• **What is being asked**
Without the pictures, repeat the listing character for character.

• **Record excerpts**
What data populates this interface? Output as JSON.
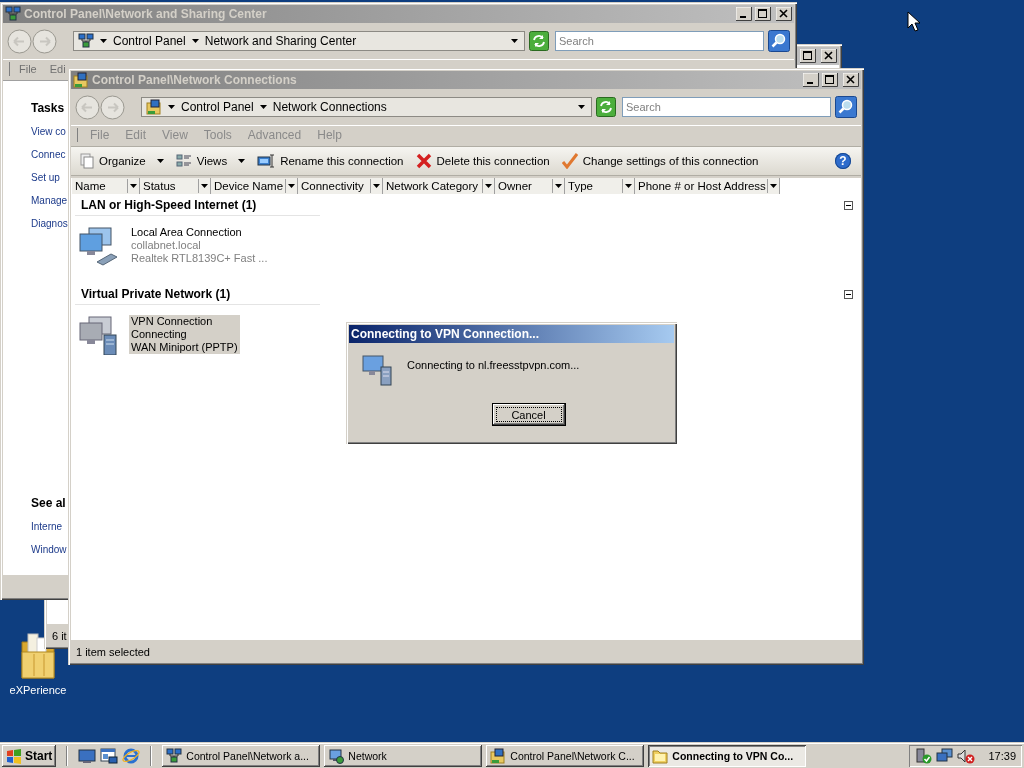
{
  "desktop": {
    "icons": [
      {
        "label": "eXPerience"
      }
    ]
  },
  "windows": [
    {
      "kind": "behind",
      "active": false,
      "title_buttons": [
        {
          "kind": "maximize"
        },
        {
          "kind": "close"
        }
      ],
      "status": "6 it"
    },
    {
      "kind": "sharing",
      "active": false,
      "title": "Control Panel\\Network and Sharing Center",
      "title_buttons": [
        {
          "kind": "minimize"
        },
        {
          "kind": "maximize"
        },
        {
          "kind": "close"
        }
      ],
      "address": [
        "Control Panel",
        "Network and Sharing Center"
      ],
      "search": {
        "placeholder": "Search"
      },
      "menu": [
        "File",
        "Edi"
      ],
      "tasks": {
        "heading": "Tasks",
        "links": [
          "View co",
          "Connec",
          "Set up",
          "Manage",
          "Diagnos"
        ]
      },
      "see_also": {
        "heading": "See al",
        "links": [
          "Interne",
          "Window"
        ]
      }
    },
    {
      "kind": "connections",
      "active": false,
      "title": "Control Panel\\Network Connections",
      "title_buttons": [
        {
          "kind": "minimize"
        },
        {
          "kind": "maximize"
        },
        {
          "kind": "close"
        }
      ],
      "address": [
        "Control Panel",
        "Network Connections"
      ],
      "search": {
        "placeholder": "Search"
      },
      "menu": [
        "File",
        "Edit",
        "View",
        "Tools",
        "Advanced",
        "Help"
      ],
      "commands": [
        {
          "kind": "organize",
          "label": "Organize",
          "dropdown": true
        },
        {
          "kind": "views",
          "label": "Views",
          "dropdown": true
        },
        {
          "kind": "rename",
          "label": "Rename this connection",
          "dropdown": false
        },
        {
          "kind": "delete",
          "label": "Delete this connection",
          "dropdown": false
        },
        {
          "kind": "settings",
          "label": "Change settings of this connection",
          "dropdown": false
        }
      ],
      "help": "?",
      "columns": [
        "Name",
        "Status",
        "Device Name",
        "Connectivity",
        "Network Category",
        "Owner",
        "Type",
        "Phone # or Host Address"
      ],
      "groups": [
        {
          "label": "LAN or High-Speed Internet (1)",
          "expanded": true,
          "items": [
            {
              "kind": "lan",
              "selected": false,
              "lines": [
                "Local Area Connection",
                "collabnet.local",
                "Realtek RTL8139C+ Fast ..."
              ]
            }
          ]
        },
        {
          "label": "Virtual Private Network (1)",
          "expanded": true,
          "items": [
            {
              "kind": "vpn",
              "selected": true,
              "lines": [
                "VPN Connection",
                "Connecting",
                "WAN Miniport (PPTP)"
              ]
            }
          ]
        }
      ],
      "status": "1 item selected"
    }
  ],
  "dialog": {
    "title": "Connecting to VPN Connection...",
    "active": true,
    "message": "Connecting to nl.freesstpvpn.com...",
    "buttons": [
      {
        "label": "Cancel",
        "focused": true
      }
    ]
  },
  "taskbar": {
    "start": "Start",
    "quick_launch": [
      {
        "kind": "desktop"
      },
      {
        "kind": "server"
      },
      {
        "kind": "browser"
      }
    ],
    "tasks": [
      {
        "kind": "network-center",
        "label": "Control Panel\\Network a...",
        "selected": false
      },
      {
        "kind": "network",
        "label": "Network",
        "selected": false
      },
      {
        "kind": "connections",
        "label": "Control Panel\\Network C...",
        "selected": false
      },
      {
        "kind": "folder",
        "label": "Connecting to VPN Co...",
        "selected": true
      }
    ],
    "tray": [
      {
        "kind": "security"
      },
      {
        "kind": "network"
      },
      {
        "kind": "volume"
      }
    ],
    "clock": "17:39"
  }
}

• **Task solution**
What data populates this interface? Output as JSON.
{
  "desktop": {
    "icons": [
      {
        "label": "eXPerience"
      }
    ]
  },
  "windows": [
    {
      "kind": "behind",
      "active": false,
      "title_buttons": [
        {
          "kind": "maximize"
        },
        {
          "kind": "close"
        }
      ],
      "status": "6 it"
    },
    {
      "kind": "sharing",
      "active": false,
      "title": "Control Panel\\Network and Sharing Center",
      "title_buttons": [
        {
          "kind": "minimize"
        },
        {
          "kind": "maximize"
        },
        {
          "kind": "close"
        }
      ],
      "address": [
        "Control Panel",
        "Network and Sharing Center"
      ],
      "search": {
        "placeholder": "Search"
      },
      "menu": [
        "File",
        "Edi"
      ],
      "tasks": {
        "heading": "Tasks",
        "links": [
          "View co",
          "Connec",
          "Set up",
          "Manage",
          "Diagnos"
        ]
      },
      "see_also": {
        "heading": "See al",
        "links": [
          "Interne",
          "Window"
        ]
      }
    },
    {
      "kind": "connections",
      "active": false,
      "title": "Control Panel\\Network Connections",
      "title_buttons": [
        {
          "kind": "minimize"
        },
        {
          "kind": "maximize"
        },
        {
          "kind": "close"
        }
      ],
      "address": [
        "Control Panel",
        "Network Connections"
      ],
      "search": {
        "placeholder": "Search"
      },
      "menu": [
        "File",
        "Edit",
        "View",
        "Tools",
        "Advanced",
        "Help"
      ],
      "commands": [
        {
          "kind": "organize",
          "label": "Organize",
          "dropdown": true
        },
        {
          "kind": "views",
          "label": "Views",
          "dropdown": true
        },
        {
          "kind": "rename",
          "label": "Rename this connection",
          "dropdown": false
        },
        {
          "kind": "delete",
          "label": "Delete this connection",
          "dropdown": false
        },
        {
          "kind": "settings",
          "label": "Change settings of this connection",
          "dropdown": false
        }
      ],
      "help": "?",
      "columns": [
        "Name",
        "Status",
        "Device Name",
        "Connectivity",
        "Network Category",
        "Owner",
        "Type",
        "Phone # or Host Address"
      ],
      "groups": [
        {
          "label": "LAN or High-Speed Internet (1)",
          "expanded": true,
          "items": [
            {
              "kind": "lan",
              "selected": false,
              "lines": [
                "Local Area Connection",
                "collabnet.local",
                "Realtek RTL8139C+ Fast ..."
              ]
            }
          ]
        },
        {
          "label": "Virtual Private Network (1)",
          "expanded": true,
          "items": [
            {
              "kind": "vpn",
              "selected": true,
              "lines": [
                "VPN Connection",
                "Connecting",
                "WAN Miniport (PPTP)"
              ]
            }
          ]
        }
      ],
      "status": "1 item selected"
    }
  ],
  "dialog": {
    "title": "Connecting to VPN Connection...",
    "active": true,
    "message": "Connecting to nl.freesstpvpn.com...",
    "buttons": [
      {
        "label": "Cancel",
        "focused": true
      }
    ]
  },
  "taskbar": {
    "start": "Start",
    "quick_launch": [
      {
        "kind": "desktop"
      },
      {
        "kind": "server"
      },
      {
        "kind": "browser"
      }
    ],
    "tasks": [
      {
        "kind": "network-center",
        "label": "Control Panel\\Network a...",
        "selected": false
      },
      {
        "kind": "network",
        "label": "Network",
        "selected": false
      },
      {
        "kind": "connections",
        "label": "Control Panel\\Network C...",
        "selected": false
      },
      {
        "kind": "folder",
        "label": "Connecting to VPN Co...",
        "selected": true
      }
    ],
    "tray": [
      {
        "kind": "security"
      },
      {
        "kind": "network"
      },
      {
        "kind": "volume"
      }
    ],
    "clock": "17:39"
  }
}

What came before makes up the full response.